▶ **Text section**:

A Proof of Data Availability is an interactive protocol among light clients and full nodes.

NETWORK ASSUMPTIONS:

full nodes communicate with each other, light clients communicate only with full nodes.
no honesty majority of consensus-participating nodes required
each light client is connected to at least one honest full node is on-line
[a minimum number of honest client in order to reconstruct the block is needed]

PROPERTIES:

soundness (“if an honest client accepts, a honest full nodes has the block”)
agreement (“if an honest client accepts, all the other honest clients accepts”)

Data availability proof using erasure codes

Solution based on erasure codes. The high-level idea is

The block producer encodes the block data of size k with an erasure code with reception efficiency q, getting E = enc(D) of size n > k and computes the MT root on E.

Note that, by definition of erasure code, we have that with q*n of data anyone can reconstruct the entire D.

Before accepting a block, the light clients download s (constant number) random components of E. If they can download all of those components and they open correctly to the MT root , then with probability 1−q^s there is actually enough data to reconstruct the whole block on the network. [Light client gossips the share to the full nodes they are connected]

Assumption: there’s enough honest light clients making sample requests so that enough share are released for reconstruction (see “selective share disclosure” attack below).

Possible research direction #1: remove/weaken this assumption?

▶ **Data shown**:
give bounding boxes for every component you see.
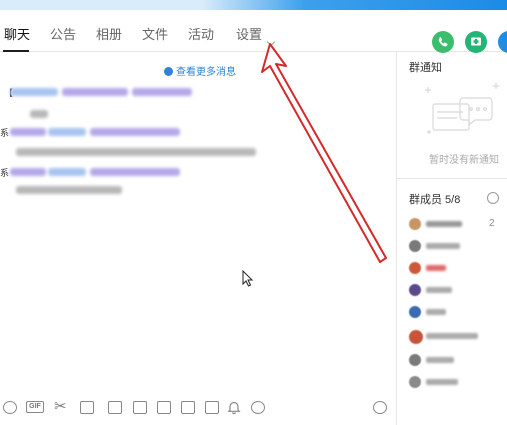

▶ **Work to complete**:
1 - Answer these questions from the data availability text:
(a) Which two properties does it list?
(b) What does the block producer compute on E?
(c) How many random components of E do light clients download before accepting a block?
2 - Print the data availability text word for word between "Data availability proof" and "MT root on E.", inclusive.
3 - List every item given under the NETWORK ASSUMPTIONS heading in the data availability text.

▶ **Answers in order**:
1 -
(a) Soundness and agreement.
(b) The MT root.
(c) s, a constant number.

2 -
Data availability proof using erasure codes

Solution based on erasure codes. The high-level idea is

The block producer encodes the block data of size k with an erasure code with reception efficiency q, getting E = enc(D) of size n > k and computes the MT root on E.

3 -
- full nodes communicate with each other, light clients communicate only with full nodes.
- no honesty majority of consensus-participating nodes required
- each light client is connected to at least one honest full node is on-line
- [a minimum number of honest client in order to reconstruct the block is needed]